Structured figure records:
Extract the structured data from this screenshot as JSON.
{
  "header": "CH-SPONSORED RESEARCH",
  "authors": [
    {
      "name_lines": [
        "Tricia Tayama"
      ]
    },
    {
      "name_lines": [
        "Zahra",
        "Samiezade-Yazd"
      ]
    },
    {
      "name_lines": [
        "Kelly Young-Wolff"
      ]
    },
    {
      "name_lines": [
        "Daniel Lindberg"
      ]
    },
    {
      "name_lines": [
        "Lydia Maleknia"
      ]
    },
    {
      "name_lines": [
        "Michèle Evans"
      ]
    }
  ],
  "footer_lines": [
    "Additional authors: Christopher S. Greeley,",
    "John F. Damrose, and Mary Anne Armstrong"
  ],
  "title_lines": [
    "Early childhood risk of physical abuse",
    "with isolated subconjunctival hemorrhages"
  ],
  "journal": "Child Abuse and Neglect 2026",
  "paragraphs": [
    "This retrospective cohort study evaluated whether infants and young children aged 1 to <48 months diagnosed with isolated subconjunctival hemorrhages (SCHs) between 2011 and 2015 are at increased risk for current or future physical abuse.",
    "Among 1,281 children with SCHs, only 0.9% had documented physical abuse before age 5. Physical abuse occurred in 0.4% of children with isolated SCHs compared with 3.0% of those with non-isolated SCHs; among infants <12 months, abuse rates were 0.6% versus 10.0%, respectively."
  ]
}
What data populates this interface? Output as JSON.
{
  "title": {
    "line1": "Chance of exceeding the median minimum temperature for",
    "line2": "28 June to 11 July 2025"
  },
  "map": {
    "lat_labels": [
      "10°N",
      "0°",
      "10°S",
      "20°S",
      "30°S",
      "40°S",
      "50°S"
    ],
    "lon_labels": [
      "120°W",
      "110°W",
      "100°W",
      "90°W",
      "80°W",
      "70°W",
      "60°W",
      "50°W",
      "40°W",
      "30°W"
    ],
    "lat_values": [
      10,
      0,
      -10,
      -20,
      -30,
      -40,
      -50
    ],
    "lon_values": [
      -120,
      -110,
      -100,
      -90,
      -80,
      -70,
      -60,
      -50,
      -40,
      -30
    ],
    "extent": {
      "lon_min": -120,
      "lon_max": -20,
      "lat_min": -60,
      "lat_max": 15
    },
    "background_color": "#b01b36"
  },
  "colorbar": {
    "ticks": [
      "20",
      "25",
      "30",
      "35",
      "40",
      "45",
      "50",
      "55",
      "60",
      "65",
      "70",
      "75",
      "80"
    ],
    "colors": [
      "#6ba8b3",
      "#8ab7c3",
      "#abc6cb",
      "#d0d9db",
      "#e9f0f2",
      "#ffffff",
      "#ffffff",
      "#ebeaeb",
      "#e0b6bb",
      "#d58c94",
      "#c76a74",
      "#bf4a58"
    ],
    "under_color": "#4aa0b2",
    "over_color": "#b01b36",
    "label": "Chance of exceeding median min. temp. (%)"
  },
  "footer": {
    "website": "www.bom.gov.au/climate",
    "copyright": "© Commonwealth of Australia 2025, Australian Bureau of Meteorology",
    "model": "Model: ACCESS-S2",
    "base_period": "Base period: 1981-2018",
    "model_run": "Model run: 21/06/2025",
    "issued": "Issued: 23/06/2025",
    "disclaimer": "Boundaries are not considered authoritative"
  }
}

EXERCISE GOAL:
Print every entry exactly as it appears.

SOLUTION:
Extract the structured data from this screenshot as JSON.
{
  "header": "CH-SPONSORED RESEARCH",
  "authors": [
    {
      "name_lines": [
        "Tricia Tayama"
      ]
    },
    {
      "name_lines": [
        "Zahra",
        "Samiezade-Yazd"
      ]
    },
    {
      "name_lines": [
        "Kelly Young-Wolff"
      ]
    },
    {
      "name_lines": [
        "Daniel Lindberg"
      ]
    },
    {
      "name_lines": [
        "Lydia Maleknia"
      ]
    },
    {
      "name_lines": [
        "Michèle Evans"
      ]
    }
  ],
  "footer_lines": [
    "Additional authors: Christopher S. Greeley,",
    "John F. Damrose, and Mary Anne Armstrong"
  ],
  "title_lines": [
    "Early childhood risk of physical abuse",
    "with isolated subconjunctival hemorrhages"
  ],
  "journal": "Child Abuse and Neglect 2026",
  "paragraphs": [
    "This retrospective cohort study evaluated whether infants and young children aged 1 to <48 months diagnosed with isolated subconjunctival hemorrhages (SCHs) between 2011 and 2015 are at increased risk for current or future physical abuse.",
    "Among 1,281 children with SCHs, only 0.9% had documented physical abuse before age 5. Physical abuse occurred in 0.4% of children with isolated SCHs compared with 3.0% of those with non-isolated SCHs; among infants <12 months, abuse rates were 0.6% versus 10.0%, respectively."
  ]
}
What data populates this interface? Output as JSON.
{
  "title": {
    "line1": "Chance of exceeding the median minimum temperature for",
    "line2": "28 June to 11 July 2025"
  },
  "map": {
    "lat_labels": [
      "10°N",
      "0°",
      "10°S",
      "20°S",
      "30°S",
      "40°S",
      "50°S"
    ],
    "lon_labels": [
      "120°W",
      "110°W",
      "100°W",
      "90°W",
      "80°W",
      "70°W",
      "60°W",
      "50°W",
      "40°W",
      "30°W"
    ],
    "lat_values": [
      10,
      0,
      -10,
      -20,
      -30,
      -40,
      -50
    ],
    "lon_values": [
      -120,
      -110,
      -100,
      -90,
      -80,
      -70,
      -60,
      -50,
      -40,
      -30
    ],
    "extent": {
      "lon_min": -120,
      "lon_max": -20,
      "lat_min": -60,
      "lat_max": 15
    },
    "background_color": "#b01b36"
  },
  "colorbar": {
    "ticks": [
      "20",
      "25",
      "30",
      "35",
      "40",
      "45",
      "50",
      "55",
      "60",
      "65",
      "70",
      "75",
      "80"
    ],
    "colors": [
      "#6ba8b3",
      "#8ab7c3",
      "#abc6cb",
      "#d0d9db",
      "#e9f0f2",
      "#ffffff",
      "#ffffff",
      "#ebeaeb",
      "#e0b6bb",
      "#d58c94",
      "#c76a74",
      "#bf4a58"
    ],
    "under_color": "#4aa0b2",
    "over_color": "#b01b36",
    "label": "Chance of exceeding median min. temp. (%)"
  },
  "footer": {
    "website": "www.bom.gov.au/climate",
    "copyright": "© Commonwealth of Australia 2025, Australian Bureau of Meteorology",
    "model": "Model: ACCESS-S2",
    "base_period": "Base period: 1981-2018",
    "model_run": "Model run: 21/06/2025",
    "issued": "Issued: 23/06/2025",
    "disclaimer": "Boundaries are not considered authoritative"
  }
}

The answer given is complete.